Prompt ->
Find the line that contains "Serialize everything readable" in the entries below. Output it and each later line exactly, and nothing else.

Provided records ->
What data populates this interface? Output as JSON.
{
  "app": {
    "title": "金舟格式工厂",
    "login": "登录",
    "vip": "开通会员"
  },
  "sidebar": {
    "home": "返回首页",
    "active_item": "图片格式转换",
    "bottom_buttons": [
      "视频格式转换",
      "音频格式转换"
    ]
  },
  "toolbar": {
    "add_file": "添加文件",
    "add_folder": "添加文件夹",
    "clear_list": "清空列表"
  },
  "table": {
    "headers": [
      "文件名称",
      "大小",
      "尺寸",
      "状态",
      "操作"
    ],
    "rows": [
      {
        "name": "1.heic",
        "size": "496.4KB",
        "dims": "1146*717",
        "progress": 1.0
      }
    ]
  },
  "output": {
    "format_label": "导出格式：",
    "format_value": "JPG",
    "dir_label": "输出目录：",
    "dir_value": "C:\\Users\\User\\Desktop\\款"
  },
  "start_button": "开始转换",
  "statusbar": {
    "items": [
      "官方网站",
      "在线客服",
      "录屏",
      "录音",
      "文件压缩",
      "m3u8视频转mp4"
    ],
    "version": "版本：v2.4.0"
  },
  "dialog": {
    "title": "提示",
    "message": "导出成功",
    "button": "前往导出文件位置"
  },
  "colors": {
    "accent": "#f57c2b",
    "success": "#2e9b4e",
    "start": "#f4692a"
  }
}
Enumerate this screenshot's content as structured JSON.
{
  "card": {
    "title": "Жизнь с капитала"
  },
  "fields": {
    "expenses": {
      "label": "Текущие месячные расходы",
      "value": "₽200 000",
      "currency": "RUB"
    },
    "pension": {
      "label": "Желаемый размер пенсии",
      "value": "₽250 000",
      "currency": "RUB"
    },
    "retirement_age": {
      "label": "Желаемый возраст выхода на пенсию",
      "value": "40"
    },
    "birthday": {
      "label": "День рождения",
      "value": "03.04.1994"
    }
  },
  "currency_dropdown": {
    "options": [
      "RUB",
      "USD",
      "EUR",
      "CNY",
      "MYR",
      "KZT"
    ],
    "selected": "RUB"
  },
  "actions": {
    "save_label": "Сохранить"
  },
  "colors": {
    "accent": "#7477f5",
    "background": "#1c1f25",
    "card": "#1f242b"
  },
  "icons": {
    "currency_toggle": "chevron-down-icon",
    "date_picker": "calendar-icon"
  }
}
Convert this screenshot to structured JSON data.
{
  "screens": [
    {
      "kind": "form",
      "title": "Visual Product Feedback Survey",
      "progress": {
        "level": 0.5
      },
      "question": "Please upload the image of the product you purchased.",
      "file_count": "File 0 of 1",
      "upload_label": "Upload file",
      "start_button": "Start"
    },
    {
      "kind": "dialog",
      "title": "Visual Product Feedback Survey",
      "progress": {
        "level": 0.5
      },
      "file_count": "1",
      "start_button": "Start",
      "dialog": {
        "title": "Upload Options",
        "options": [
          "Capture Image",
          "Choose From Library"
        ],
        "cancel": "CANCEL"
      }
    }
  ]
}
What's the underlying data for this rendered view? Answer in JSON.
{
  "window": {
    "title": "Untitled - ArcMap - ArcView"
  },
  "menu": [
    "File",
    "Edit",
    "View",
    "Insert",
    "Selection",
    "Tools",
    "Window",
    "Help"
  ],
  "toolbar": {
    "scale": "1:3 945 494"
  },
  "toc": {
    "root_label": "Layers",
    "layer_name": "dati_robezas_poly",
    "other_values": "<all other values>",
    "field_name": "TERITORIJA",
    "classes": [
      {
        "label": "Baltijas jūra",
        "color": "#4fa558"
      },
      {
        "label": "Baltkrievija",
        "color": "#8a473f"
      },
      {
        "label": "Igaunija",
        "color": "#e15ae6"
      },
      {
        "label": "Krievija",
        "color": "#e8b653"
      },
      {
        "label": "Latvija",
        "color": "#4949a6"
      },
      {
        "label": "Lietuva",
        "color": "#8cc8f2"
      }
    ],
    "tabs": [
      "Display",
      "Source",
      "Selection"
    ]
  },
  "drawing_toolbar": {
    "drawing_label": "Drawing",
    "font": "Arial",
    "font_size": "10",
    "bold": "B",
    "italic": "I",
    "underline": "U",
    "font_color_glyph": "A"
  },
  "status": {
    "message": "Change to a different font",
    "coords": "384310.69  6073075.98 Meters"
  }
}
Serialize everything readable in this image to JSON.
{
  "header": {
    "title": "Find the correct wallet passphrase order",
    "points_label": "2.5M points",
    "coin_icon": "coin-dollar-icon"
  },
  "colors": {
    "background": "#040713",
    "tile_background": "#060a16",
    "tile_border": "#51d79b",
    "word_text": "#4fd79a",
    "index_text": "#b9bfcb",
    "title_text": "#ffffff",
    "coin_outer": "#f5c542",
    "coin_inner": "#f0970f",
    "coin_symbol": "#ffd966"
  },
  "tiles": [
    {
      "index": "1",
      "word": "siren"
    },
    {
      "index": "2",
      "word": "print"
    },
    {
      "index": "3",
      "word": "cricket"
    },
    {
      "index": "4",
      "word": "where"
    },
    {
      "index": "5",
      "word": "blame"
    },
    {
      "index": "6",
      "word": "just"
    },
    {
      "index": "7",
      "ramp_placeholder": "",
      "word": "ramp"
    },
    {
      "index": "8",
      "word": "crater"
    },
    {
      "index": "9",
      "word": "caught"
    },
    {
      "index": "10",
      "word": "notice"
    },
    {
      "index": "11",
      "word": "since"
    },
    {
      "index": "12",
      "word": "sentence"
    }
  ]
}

Response ->
Serialize everything readable in this image to JSON.
{
  "header": {
    "title": "Find the correct wallet passphrase order",
    "points_label": "2.5M points",
    "coin_icon": "coin-dollar-icon"
  },
  "colors": {
    "background": "#040713",
    "tile_background": "#060a16",
    "tile_border": "#51d79b",
    "word_text": "#4fd79a",
    "index_text": "#b9bfcb",
    "title_text": "#ffffff",
    "coin_outer": "#f5c542",
    "coin_inner": "#f0970f",
    "coin_symbol": "#ffd966"
  },
  "tiles": [
    {
      "index": "1",
      "word": "siren"
    },
    {
      "index": "2",
      "word": "print"
    },
    {
      "index": "3",
      "word": "cricket"
    },
    {
      "index": "4",
      "word": "where"
    },
    {
      "index": "5",
      "word": "blame"
    },
    {
      "index": "6",
      "word": "just"
    },
    {
      "index": "7",
      "ramp_placeholder": "",
      "word": "ramp"
    },
    {
      "index": "8",
      "word": "crater"
    },
    {
      "index": "9",
      "word": "caught"
    },
    {
      "index": "10",
      "word": "notice"
    },
    {
      "index": "11",
      "word": "since"
    },
    {
      "index": "12",
      "word": "sentence"
    }
  ]
}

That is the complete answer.